Stored data entries:
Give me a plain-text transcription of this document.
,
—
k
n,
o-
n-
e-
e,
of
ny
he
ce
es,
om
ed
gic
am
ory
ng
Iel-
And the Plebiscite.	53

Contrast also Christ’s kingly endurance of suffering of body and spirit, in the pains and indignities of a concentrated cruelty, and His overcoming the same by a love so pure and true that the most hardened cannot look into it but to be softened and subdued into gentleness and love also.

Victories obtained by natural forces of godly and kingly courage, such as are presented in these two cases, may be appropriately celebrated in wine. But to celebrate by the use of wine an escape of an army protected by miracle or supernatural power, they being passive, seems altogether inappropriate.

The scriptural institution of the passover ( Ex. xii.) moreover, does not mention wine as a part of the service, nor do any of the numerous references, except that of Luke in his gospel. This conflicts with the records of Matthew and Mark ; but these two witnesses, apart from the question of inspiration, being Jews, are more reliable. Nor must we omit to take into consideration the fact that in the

* **WHAT YOU WILL DO**
Write out the entire listing exactly.

* **OUTPUT FOR THIS TASK**
Give me a plain-text transcription of this document.
,
—
k
n,
o-
n-
e-
e,
of
ny
he
ce
es,
om
ed
gic
am
ory
ng
Iel-
And the Plebiscite.	53

Contrast also Christ’s kingly endurance of suffering of body and spirit, in the pains and indignities of a concentrated cruelty, and His overcoming the same by a love so pure and true that the most hardened cannot look into it but to be softened and subdued into gentleness and love also.

Victories obtained by natural forces of godly and kingly courage, such as are presented in these two cases, may be appropriately celebrated in wine. But to celebrate by the use of wine an escape of an army protected by miracle or supernatural power, they being passive, seems altogether inappropriate.

The scriptural institution of the passover ( Ex. xii.) moreover, does not mention wine as a part of the service, nor do any of the numerous references, except that of Luke in his gospel. This conflicts with the records of Matthew and Mark ; but these two witnesses, apart from the question of inspiration, being Jews, are more reliable. Nor must we omit to take into consideration the fact that in the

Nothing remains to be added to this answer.